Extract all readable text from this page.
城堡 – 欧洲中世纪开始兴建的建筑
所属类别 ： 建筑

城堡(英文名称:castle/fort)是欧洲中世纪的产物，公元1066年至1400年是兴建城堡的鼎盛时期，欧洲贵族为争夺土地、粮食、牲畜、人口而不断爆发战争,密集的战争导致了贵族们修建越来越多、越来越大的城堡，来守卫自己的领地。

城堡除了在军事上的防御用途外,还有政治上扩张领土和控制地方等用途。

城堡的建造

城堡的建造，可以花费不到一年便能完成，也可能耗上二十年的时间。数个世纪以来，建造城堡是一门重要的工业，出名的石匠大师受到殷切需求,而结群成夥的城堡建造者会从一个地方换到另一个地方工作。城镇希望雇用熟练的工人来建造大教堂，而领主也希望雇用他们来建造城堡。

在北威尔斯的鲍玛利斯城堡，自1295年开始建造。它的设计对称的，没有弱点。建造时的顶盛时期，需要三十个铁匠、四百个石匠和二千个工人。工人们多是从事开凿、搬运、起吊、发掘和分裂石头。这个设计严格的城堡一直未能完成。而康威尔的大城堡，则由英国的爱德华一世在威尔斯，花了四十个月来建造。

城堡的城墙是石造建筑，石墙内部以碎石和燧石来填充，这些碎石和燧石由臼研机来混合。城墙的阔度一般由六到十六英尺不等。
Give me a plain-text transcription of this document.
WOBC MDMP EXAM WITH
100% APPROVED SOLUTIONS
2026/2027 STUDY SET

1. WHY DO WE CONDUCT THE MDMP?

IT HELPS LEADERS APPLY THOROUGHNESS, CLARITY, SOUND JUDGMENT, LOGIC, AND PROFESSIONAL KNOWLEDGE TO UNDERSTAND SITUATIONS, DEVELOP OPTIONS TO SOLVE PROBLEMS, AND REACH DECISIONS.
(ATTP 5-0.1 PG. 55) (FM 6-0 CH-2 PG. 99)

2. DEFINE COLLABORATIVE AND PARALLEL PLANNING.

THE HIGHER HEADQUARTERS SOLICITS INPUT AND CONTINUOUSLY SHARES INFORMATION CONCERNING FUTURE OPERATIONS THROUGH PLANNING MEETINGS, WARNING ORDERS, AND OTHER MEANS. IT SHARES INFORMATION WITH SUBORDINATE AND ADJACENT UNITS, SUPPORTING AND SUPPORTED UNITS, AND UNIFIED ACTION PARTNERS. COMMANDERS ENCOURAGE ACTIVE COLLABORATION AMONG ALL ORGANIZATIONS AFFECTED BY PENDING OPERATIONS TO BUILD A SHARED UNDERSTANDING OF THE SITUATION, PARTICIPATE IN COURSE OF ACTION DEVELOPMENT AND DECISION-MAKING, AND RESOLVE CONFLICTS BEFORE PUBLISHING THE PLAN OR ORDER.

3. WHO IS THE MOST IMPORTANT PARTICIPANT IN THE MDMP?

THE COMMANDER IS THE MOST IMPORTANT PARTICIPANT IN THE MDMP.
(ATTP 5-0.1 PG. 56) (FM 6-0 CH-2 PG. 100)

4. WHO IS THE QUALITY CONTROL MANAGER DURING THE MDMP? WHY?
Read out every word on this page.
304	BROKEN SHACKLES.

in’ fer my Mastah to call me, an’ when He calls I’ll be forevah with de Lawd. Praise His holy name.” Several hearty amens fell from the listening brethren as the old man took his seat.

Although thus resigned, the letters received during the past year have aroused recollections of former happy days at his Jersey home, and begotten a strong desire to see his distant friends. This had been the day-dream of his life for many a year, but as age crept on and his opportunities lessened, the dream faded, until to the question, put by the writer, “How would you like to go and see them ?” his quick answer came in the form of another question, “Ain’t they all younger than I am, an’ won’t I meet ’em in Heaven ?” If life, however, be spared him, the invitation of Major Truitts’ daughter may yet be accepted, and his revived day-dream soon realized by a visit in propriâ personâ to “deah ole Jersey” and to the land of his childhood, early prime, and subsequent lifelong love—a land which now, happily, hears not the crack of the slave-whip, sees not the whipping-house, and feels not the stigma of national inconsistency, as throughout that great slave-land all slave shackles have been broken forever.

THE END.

☆ ☆ ☆ ☆

[TASK BRIEF] Write out every entry above, word for word.

[ANSWER FOR THE TASK]
Extract all readable text from this page.
城堡 – 欧洲中世纪开始兴建的建筑
所属类别 ： 建筑

城堡(英文名称:castle/fort)是欧洲中世纪的产物，公元1066年至1400年是兴建城堡的鼎盛时期，欧洲贵族为争夺土地、粮食、牲畜、人口而不断爆发战争,密集的战争导致了贵族们修建越来越多、越来越大的城堡，来守卫自己的领地。

城堡除了在军事上的防御用途外,还有政治上扩张领土和控制地方等用途。

城堡的建造

城堡的建造，可以花费不到一年便能完成，也可能耗上二十年的时间。数个世纪以来，建造城堡是一门重要的工业，出名的石匠大师受到殷切需求,而结群成夥的城堡建造者会从一个地方换到另一个地方工作。城镇希望雇用熟练的工人来建造大教堂，而领主也希望雇用他们来建造城堡。

在北威尔斯的鲍玛利斯城堡，自1295年开始建造。它的设计对称的，没有弱点。建造时的顶盛时期，需要三十个铁匠、四百个石匠和二千个工人。工人们多是从事开凿、搬运、起吊、发掘和分裂石头。这个设计严格的城堡一直未能完成。而康威尔的大城堡，则由英国的爱德华一世在威尔斯，花了四十个月来建造。

城堡的城墙是石造建筑，石墙内部以碎石和燧石来填充，这些碎石和燧石由臼研机来混合。城墙的阔度一般由六到十六英尺不等。
Give me a plain-text transcription of this document.
WOBC MDMP EXAM WITH
100% APPROVED SOLUTIONS
2026/2027 STUDY SET

1. WHY DO WE CONDUCT THE MDMP?

IT HELPS LEADERS APPLY THOROUGHNESS, CLARITY, SOUND JUDGMENT, LOGIC, AND PROFESSIONAL KNOWLEDGE TO UNDERSTAND SITUATIONS, DEVELOP OPTIONS TO SOLVE PROBLEMS, AND REACH DECISIONS.
(ATTP 5-0.1 PG. 55) (FM 6-0 CH-2 PG. 99)

2. DEFINE COLLABORATIVE AND PARALLEL PLANNING.

THE HIGHER HEADQUARTERS SOLICITS INPUT AND CONTINUOUSLY SHARES INFORMATION CONCERNING FUTURE OPERATIONS THROUGH PLANNING MEETINGS, WARNING ORDERS, AND OTHER MEANS. IT SHARES INFORMATION WITH SUBORDINATE AND ADJACENT UNITS, SUPPORTING AND SUPPORTED UNITS, AND UNIFIED ACTION PARTNERS. COMMANDERS ENCOURAGE ACTIVE COLLABORATION AMONG ALL ORGANIZATIONS AFFECTED BY PENDING OPERATIONS TO BUILD A SHARED UNDERSTANDING OF THE SITUATION, PARTICIPATE IN COURSE OF ACTION DEVELOPMENT AND DECISION-MAKING, AND RESOLVE CONFLICTS BEFORE PUBLISHING THE PLAN OR ORDER.

3. WHO IS THE MOST IMPORTANT PARTICIPANT IN THE MDMP?

THE COMMANDER IS THE MOST IMPORTANT PARTICIPANT IN THE MDMP.
(ATTP 5-0.1 PG. 56) (FM 6-0 CH-2 PG. 100)

4. WHO IS THE QUALITY CONTROL MANAGER DURING THE MDMP? WHY?
Read out every word on this page.
304	BROKEN SHACKLES.

in’ fer my Mastah to call me, an’ when He calls I’ll be forevah with de Lawd. Praise His holy name.” Several hearty amens fell from the listening brethren as the old man took his seat.

Although thus resigned, the letters received during the past year have aroused recollections of former happy days at his Jersey home, and begotten a strong desire to see his distant friends. This had been the day-dream of his life for many a year, but as age crept on and his opportunities lessened, the dream faded, until to the question, put by the writer, “How would you like to go and see them ?” his quick answer came in the form of another question, “Ain’t they all younger than I am, an’ won’t I meet ’em in Heaven ?” If life, however, be spared him, the invitation of Major Truitts’ daughter may yet be accepted, and his revived day-dream soon realized by a visit in propriâ personâ to “deah ole Jersey” and to the land of his childhood, early prime, and subsequent lifelong love—a land which now, happily, hears not the crack of the slave-whip, sees not the whipping-house, and feels not the stigma of national inconsistency, as throughout that great slave-land all slave shackles have been broken forever.

THE END.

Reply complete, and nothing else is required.